INSTRUCTIONS TO FOLLOW:
Identify all lines in the data containing the string "Repräsentant". Copy them out.

SUPPLIED RECORDS:
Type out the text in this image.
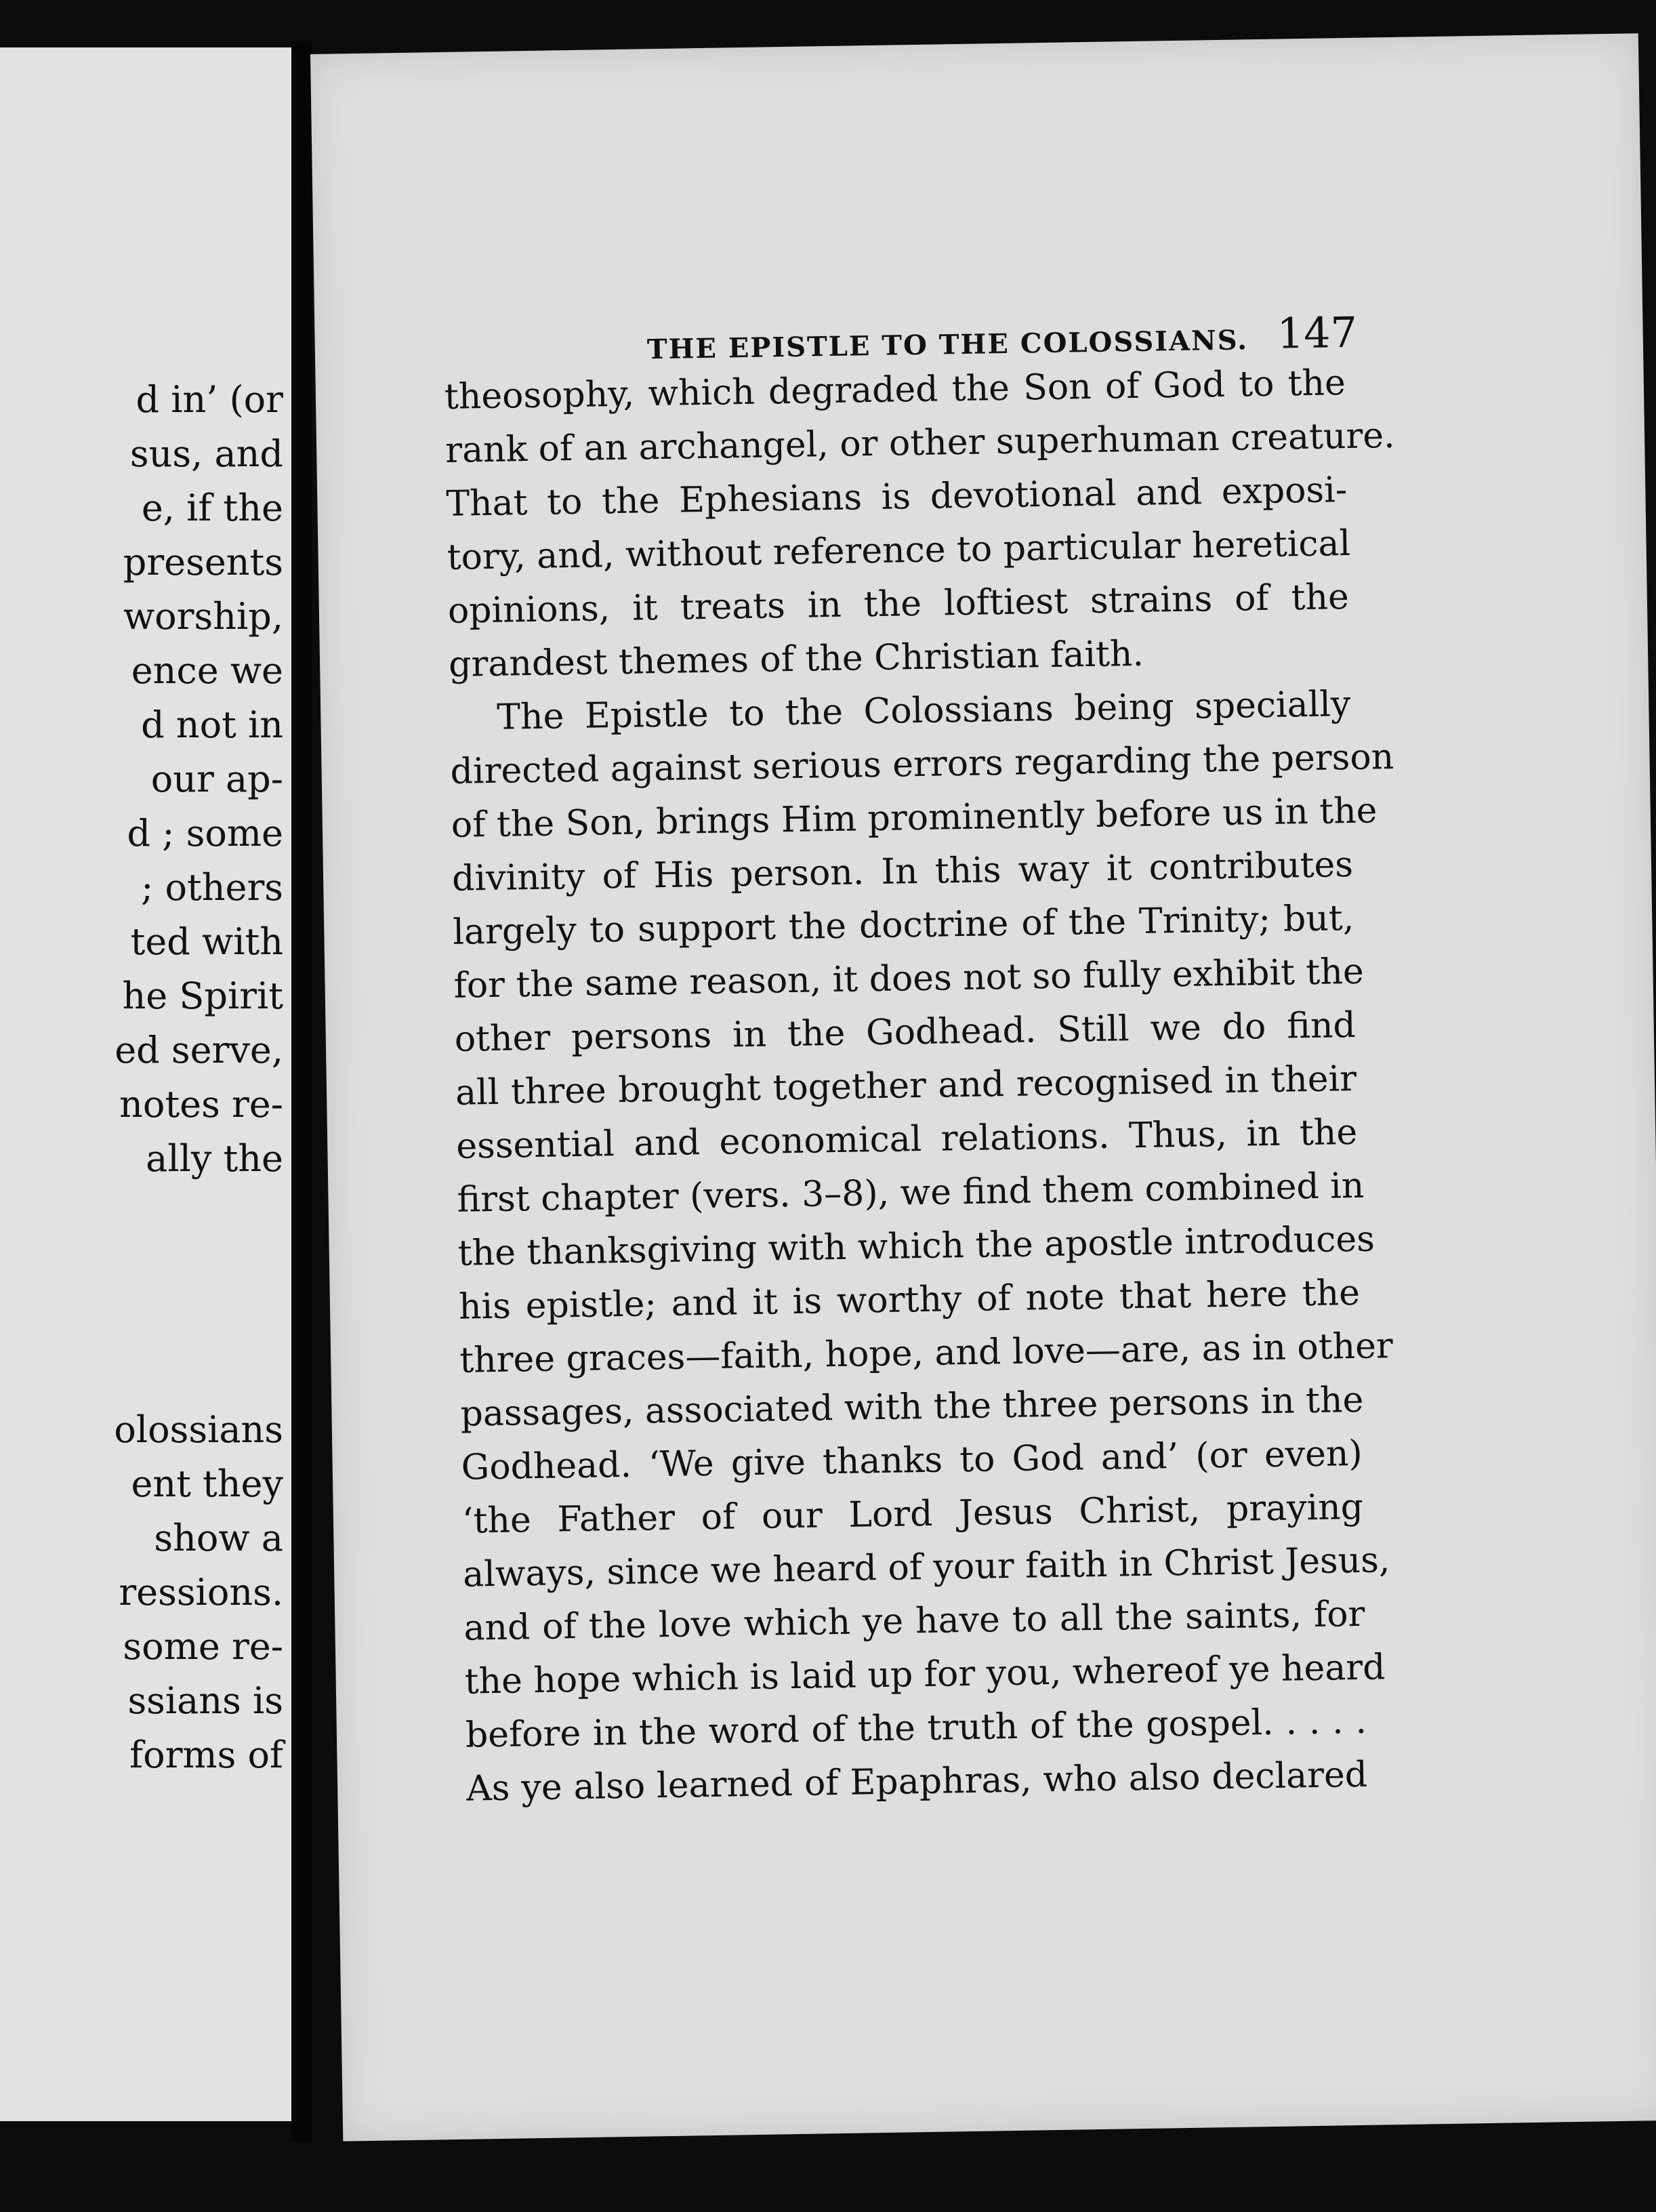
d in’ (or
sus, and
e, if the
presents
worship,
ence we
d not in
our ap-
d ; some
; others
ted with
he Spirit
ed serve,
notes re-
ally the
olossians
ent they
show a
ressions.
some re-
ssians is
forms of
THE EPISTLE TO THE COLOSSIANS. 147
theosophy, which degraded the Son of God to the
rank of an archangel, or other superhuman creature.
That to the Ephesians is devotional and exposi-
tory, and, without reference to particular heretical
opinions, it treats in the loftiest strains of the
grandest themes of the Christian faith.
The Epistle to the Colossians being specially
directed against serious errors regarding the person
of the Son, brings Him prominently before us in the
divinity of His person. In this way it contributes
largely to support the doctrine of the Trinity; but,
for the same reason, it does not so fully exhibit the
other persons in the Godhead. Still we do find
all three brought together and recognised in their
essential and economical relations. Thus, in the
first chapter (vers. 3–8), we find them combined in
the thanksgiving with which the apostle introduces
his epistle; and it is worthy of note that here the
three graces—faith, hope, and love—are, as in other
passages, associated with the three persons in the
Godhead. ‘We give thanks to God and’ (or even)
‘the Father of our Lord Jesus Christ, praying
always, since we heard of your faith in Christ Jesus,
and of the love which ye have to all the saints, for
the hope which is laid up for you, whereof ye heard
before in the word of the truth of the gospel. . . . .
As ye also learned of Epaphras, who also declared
--
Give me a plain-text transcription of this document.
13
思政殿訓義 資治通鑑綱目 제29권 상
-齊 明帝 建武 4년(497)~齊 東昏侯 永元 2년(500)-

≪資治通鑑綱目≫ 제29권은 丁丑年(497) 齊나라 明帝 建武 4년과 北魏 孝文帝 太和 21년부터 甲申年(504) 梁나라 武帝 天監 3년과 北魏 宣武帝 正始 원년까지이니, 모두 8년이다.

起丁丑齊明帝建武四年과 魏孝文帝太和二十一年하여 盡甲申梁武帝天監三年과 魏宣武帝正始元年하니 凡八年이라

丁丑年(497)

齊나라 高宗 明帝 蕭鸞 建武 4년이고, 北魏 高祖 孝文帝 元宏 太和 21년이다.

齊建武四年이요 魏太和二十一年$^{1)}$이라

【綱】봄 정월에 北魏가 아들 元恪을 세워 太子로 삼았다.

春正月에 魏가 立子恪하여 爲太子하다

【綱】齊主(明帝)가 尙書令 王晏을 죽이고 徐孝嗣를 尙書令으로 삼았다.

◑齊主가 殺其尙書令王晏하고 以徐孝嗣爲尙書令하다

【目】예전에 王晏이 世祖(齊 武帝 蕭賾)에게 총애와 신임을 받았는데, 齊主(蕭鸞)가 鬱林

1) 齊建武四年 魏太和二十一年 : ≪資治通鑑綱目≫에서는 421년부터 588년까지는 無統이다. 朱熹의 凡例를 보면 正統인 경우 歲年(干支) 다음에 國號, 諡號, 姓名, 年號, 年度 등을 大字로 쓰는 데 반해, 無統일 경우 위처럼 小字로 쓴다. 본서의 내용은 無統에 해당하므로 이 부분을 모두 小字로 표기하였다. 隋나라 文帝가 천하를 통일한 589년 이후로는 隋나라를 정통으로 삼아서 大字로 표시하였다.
---
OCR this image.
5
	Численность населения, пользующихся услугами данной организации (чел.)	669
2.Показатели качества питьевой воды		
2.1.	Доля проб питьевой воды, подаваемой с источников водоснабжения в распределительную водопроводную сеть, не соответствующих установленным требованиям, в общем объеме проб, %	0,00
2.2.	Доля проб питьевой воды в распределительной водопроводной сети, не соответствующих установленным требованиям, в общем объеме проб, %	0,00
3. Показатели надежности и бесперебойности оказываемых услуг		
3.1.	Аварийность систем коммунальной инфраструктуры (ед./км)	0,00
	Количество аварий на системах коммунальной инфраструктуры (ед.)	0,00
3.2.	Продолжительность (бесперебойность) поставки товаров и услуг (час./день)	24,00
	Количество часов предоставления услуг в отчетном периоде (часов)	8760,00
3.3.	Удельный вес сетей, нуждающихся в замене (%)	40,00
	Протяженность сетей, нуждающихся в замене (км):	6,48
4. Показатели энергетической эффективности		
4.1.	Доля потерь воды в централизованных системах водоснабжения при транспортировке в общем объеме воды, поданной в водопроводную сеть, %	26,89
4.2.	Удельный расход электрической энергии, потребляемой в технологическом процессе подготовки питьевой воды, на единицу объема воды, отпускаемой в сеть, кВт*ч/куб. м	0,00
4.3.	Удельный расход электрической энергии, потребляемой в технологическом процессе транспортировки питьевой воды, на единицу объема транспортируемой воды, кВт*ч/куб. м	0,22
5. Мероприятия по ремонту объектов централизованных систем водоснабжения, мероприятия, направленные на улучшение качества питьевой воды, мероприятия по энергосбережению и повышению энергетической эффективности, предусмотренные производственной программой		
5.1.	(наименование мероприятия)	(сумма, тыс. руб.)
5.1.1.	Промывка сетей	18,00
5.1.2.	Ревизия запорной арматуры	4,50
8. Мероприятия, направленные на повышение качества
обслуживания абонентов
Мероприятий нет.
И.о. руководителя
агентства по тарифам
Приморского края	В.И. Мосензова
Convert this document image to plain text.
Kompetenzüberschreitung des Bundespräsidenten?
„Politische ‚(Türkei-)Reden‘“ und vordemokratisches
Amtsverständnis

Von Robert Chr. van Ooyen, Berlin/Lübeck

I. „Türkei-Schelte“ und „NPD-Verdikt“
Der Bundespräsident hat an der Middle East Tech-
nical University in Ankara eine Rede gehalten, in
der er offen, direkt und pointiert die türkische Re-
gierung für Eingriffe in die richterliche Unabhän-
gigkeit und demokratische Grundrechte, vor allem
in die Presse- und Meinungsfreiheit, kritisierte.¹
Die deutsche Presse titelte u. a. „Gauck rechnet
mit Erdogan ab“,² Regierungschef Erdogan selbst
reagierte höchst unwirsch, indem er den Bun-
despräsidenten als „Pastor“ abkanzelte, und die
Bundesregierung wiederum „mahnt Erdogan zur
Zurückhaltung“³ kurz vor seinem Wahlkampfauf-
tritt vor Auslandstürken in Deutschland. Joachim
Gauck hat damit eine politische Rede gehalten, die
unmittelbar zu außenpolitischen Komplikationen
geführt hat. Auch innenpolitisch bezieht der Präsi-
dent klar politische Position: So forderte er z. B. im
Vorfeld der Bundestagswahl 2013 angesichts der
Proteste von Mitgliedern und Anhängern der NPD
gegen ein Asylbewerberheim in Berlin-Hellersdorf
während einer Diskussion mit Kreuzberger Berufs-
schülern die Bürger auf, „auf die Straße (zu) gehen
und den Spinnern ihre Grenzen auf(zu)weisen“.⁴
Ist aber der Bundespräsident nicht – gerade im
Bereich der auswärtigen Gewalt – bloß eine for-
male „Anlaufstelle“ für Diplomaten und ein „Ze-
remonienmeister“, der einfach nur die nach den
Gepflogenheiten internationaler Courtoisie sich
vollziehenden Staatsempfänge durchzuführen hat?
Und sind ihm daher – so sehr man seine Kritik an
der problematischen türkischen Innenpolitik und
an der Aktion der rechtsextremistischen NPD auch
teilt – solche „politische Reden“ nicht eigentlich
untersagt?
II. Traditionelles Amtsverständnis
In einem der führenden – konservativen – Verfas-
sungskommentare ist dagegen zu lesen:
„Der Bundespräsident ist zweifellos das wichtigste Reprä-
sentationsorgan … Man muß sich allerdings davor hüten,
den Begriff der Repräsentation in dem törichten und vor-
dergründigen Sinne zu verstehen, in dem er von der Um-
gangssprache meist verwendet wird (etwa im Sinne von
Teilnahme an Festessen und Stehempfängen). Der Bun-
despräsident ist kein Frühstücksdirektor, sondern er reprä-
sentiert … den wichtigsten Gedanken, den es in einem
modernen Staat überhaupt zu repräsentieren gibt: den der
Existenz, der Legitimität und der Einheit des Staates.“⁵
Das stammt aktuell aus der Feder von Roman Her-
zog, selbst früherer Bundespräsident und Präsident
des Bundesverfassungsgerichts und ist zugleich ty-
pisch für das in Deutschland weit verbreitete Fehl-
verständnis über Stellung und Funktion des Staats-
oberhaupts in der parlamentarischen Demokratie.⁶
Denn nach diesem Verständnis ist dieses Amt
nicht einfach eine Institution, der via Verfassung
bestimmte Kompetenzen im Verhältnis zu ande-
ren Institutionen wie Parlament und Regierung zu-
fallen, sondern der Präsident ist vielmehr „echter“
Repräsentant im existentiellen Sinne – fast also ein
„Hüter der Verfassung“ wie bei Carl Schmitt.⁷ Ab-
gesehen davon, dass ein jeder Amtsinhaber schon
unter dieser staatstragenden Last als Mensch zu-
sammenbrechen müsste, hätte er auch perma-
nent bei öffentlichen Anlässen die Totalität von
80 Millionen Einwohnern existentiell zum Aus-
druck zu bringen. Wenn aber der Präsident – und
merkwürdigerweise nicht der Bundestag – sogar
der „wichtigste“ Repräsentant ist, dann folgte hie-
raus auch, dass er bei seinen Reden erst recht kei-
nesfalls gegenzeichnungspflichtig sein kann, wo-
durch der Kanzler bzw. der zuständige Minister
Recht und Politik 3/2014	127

CORRECT OUTPUT:
Repräsentant im existentiellen Sinne – fast also ein
der „wichtigste“ Repräsentant ist, dann folgte hie-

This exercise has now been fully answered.